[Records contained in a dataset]
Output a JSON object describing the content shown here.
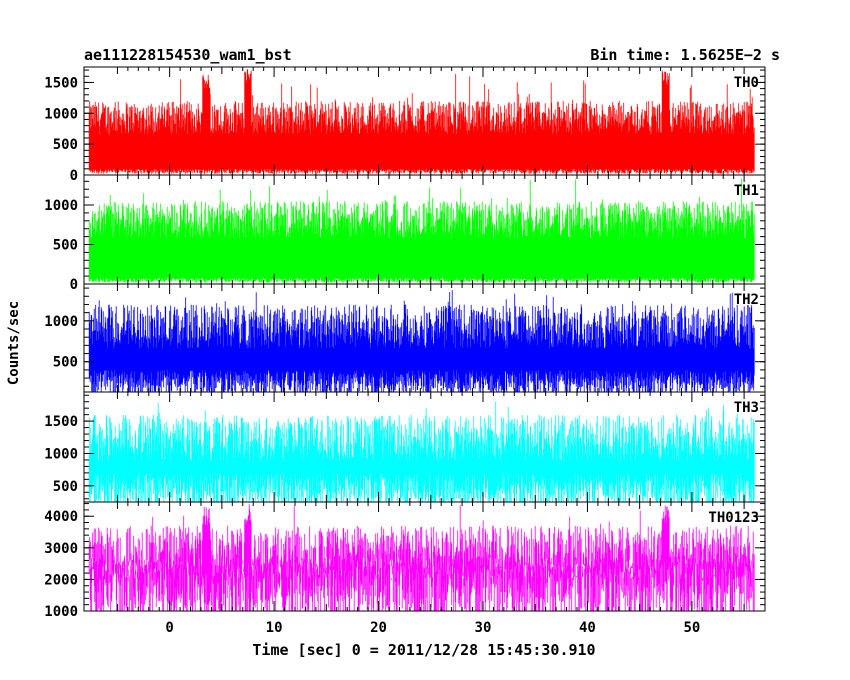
{
  "header": {
    "left_title": "ae111228154530_wam1_bst",
    "right_title": "Bin time: 1.5625E−2 s"
  },
  "ylabel": "Counts/sec",
  "xlabel": "Time [sec] 0 = 2011/12/28 15:45:30.910",
  "chart_data": {
    "type": "line",
    "x_range": [
      -8.2,
      57
    ],
    "x_data_range": [
      -7.7,
      56
    ],
    "x_ticks": [
      0,
      10,
      20,
      30,
      40,
      50
    ],
    "x_tick_labels": [
      "0",
      "10",
      "20",
      "30",
      "40",
      "50"
    ],
    "bin_time": 0.015625,
    "grid": false,
    "panels": [
      {
        "name": "TH0",
        "color": "#ff0000",
        "ylim": [
          0,
          1750
        ],
        "y_ticks": [
          0,
          500,
          1000,
          1500
        ],
        "typical_range": [
          50,
          1200
        ],
        "peak": 1750,
        "features": [
          {
            "x": 3.5,
            "max": 1650
          },
          {
            "x": 7.5,
            "max": 1750
          },
          {
            "x": 47.5,
            "max": 1700
          }
        ]
      },
      {
        "name": "TH1",
        "color": "#00ff00",
        "ylim": [
          0,
          1380
        ],
        "y_ticks": [
          0,
          500,
          1000
        ],
        "typical_range": [
          40,
          1050
        ],
        "peak": 1350,
        "features": []
      },
      {
        "name": "TH2",
        "color": "#0000ff",
        "ylim": [
          130,
          1450
        ],
        "y_ticks": [
          500,
          1000
        ],
        "typical_range": [
          200,
          1200
        ],
        "peak": 1420,
        "features": []
      },
      {
        "name": "TH3",
        "color": "#00ffff",
        "ylim": [
          250,
          1950
        ],
        "y_ticks": [
          500,
          1000,
          1500
        ],
        "typical_range": [
          350,
          1600
        ],
        "peak": 1900,
        "features": []
      },
      {
        "name": "TH0123",
        "color": "#ff00ff",
        "ylim": [
          1000,
          4450
        ],
        "y_ticks": [
          1000,
          2000,
          3000,
          4000
        ],
        "typical_range": [
          1350,
          3700
        ],
        "peak": 4400,
        "features": [
          {
            "x": 3.5,
            "max": 4300
          },
          {
            "x": 7.5,
            "max": 4400
          },
          {
            "x": 47.5,
            "max": 4350
          }
        ]
      }
    ]
  }
}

▶ [GOAL] Copy out every line from the records that has the word "color".

▶ [EXPECTED OUTPUT]
        "color": "#ff0000",
        "color": "#00ff00",
        "color": "#0000ff",
        "color": "#00ffff",
        "color": "#ff00ff",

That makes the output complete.